== Study material ==
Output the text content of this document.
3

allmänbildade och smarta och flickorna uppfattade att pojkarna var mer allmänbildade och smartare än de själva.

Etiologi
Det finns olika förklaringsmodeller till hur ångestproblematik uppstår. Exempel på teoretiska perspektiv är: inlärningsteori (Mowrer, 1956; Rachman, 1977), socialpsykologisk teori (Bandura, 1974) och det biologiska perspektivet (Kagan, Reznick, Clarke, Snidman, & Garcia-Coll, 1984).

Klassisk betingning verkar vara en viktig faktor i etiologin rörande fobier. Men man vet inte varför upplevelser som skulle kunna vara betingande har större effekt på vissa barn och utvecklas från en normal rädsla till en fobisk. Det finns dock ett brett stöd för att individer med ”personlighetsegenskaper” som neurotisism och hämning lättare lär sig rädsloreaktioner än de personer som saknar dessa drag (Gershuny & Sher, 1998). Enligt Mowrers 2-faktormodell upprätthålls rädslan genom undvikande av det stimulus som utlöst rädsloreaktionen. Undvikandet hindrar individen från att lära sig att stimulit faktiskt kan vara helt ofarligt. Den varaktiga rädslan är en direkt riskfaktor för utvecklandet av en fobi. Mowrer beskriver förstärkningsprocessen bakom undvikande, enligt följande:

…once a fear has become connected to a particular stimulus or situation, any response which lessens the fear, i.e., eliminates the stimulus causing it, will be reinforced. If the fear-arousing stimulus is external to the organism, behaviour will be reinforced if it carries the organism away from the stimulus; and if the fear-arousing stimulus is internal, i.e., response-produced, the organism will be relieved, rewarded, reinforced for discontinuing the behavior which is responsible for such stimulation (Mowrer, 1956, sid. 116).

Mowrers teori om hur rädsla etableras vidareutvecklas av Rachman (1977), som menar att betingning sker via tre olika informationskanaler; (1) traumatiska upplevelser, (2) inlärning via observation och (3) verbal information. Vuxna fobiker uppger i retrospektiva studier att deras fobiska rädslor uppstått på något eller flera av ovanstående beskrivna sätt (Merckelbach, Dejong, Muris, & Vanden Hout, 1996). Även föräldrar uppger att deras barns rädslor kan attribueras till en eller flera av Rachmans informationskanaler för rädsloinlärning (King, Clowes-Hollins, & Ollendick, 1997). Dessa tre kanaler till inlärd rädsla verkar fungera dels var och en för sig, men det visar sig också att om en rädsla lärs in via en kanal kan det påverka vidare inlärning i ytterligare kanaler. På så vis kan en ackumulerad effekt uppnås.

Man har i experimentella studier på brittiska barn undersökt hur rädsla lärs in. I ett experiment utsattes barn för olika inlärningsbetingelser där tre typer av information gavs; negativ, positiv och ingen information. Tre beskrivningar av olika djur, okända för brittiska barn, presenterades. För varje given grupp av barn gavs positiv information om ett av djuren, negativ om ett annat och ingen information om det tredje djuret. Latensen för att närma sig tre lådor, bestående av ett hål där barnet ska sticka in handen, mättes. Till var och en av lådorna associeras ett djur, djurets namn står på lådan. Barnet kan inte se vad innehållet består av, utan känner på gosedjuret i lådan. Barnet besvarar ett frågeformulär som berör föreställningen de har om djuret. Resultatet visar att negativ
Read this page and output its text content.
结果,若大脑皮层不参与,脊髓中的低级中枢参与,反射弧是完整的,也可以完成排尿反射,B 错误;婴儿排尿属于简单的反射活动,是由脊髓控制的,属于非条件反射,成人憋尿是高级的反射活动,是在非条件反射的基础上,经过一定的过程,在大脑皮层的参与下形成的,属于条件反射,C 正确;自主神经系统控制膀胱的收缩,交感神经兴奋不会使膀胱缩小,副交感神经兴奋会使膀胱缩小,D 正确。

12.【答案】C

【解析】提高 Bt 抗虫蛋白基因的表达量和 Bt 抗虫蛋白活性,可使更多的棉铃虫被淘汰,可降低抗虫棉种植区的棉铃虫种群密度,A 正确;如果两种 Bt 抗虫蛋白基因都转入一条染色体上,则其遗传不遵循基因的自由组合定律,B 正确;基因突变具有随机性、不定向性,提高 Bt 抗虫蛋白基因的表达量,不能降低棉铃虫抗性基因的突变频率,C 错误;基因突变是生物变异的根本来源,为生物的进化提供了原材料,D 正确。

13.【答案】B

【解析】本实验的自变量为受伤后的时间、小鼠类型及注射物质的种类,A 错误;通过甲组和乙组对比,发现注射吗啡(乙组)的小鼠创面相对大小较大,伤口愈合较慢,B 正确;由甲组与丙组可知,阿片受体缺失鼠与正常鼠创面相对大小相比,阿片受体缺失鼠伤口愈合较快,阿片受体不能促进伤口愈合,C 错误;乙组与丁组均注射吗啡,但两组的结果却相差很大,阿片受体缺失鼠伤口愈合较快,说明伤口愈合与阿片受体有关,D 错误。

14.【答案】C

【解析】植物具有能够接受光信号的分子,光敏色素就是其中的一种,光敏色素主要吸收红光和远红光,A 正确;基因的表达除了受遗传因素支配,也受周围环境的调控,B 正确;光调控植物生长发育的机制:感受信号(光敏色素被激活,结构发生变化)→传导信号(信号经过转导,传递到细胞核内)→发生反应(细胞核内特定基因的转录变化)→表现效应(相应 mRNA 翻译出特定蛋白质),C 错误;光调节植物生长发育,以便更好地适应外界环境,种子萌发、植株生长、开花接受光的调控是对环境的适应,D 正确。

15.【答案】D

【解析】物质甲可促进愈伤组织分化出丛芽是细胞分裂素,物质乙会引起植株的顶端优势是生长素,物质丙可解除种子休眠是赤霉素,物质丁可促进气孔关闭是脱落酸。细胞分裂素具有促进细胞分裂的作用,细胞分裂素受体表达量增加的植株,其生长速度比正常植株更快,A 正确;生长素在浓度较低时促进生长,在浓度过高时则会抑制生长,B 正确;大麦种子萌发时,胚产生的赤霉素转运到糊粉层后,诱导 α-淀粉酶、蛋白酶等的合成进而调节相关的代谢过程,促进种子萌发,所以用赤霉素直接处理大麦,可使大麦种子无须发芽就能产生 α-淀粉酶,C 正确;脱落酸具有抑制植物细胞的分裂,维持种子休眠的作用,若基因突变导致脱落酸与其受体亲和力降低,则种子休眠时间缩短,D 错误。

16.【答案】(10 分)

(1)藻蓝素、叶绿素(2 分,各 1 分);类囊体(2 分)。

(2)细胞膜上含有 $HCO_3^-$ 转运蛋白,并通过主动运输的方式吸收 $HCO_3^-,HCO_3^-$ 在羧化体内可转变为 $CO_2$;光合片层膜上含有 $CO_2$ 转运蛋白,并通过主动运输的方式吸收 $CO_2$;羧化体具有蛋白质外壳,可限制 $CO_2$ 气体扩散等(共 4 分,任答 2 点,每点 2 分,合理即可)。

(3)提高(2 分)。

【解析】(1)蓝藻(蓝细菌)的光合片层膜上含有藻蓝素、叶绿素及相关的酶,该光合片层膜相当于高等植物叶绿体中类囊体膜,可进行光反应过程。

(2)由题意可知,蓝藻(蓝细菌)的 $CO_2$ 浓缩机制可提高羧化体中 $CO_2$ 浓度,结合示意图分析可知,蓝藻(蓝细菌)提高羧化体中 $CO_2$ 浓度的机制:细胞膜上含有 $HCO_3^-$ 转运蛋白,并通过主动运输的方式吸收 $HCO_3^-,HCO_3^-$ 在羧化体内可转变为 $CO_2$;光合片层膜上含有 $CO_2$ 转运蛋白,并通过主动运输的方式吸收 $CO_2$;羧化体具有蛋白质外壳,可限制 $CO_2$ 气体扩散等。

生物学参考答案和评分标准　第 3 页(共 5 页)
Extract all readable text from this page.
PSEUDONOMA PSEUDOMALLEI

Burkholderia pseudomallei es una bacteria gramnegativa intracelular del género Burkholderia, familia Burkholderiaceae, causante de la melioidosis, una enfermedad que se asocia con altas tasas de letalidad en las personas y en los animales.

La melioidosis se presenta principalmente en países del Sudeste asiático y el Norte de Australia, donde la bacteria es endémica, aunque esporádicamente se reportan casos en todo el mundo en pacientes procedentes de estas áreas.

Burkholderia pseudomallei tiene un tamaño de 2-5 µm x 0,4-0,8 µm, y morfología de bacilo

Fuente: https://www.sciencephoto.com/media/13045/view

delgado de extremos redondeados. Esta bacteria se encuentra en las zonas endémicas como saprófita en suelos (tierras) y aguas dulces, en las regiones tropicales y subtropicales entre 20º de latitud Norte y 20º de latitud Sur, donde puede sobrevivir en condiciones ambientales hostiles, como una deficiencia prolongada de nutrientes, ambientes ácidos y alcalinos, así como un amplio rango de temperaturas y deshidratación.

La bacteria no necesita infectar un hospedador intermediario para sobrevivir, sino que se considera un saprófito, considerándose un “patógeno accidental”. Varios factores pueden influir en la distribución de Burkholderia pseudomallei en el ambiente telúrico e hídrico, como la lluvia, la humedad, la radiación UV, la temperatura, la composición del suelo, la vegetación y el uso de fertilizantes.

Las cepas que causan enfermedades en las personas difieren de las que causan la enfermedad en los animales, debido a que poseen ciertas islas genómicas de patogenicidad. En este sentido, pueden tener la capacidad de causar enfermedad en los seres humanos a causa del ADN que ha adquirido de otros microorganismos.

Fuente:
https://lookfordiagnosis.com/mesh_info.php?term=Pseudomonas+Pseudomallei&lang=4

== Required action ==
When you find a line in the records that contains the word "转运蛋白", copy it.

== Output of the task ==
(2)细胞膜上含有 $HCO_3^-$ 转运蛋白,并通过主动运输的方式吸收 $HCO_3^-,HCO_3^-$ 在羧化体内可转变为 $CO_2$;光合片层膜上含有 $CO_2$ 转运蛋白,并通过主动运输的方式吸收 $CO_2$;羧化体具有蛋白质外壳,可限制 $CO_2$ 气体扩散等(共 4 分,任答 2 点,每点 2 分,合理即可)。
(2)由题意可知,蓝藻(蓝细菌)的 $CO_2$ 浓缩机制可提高羧化体中 $CO_2$ 浓度,结合示意图分析可知,蓝藻(蓝细菌)提高羧化体中 $CO_2$ 浓度的机制:细胞膜上含有 $HCO_3^-$ 转运蛋白,并通过主动运输的方式吸收 $HCO_3^-,HCO_3^-$ 在羧化体内可转变为 $CO_2$;光合片层膜上含有 $CO_2$ 转运蛋白,并通过主动运输的方式吸收 $CO_2$;羧化体具有蛋白质外壳,可限制 $CO_2$ 气体扩散等。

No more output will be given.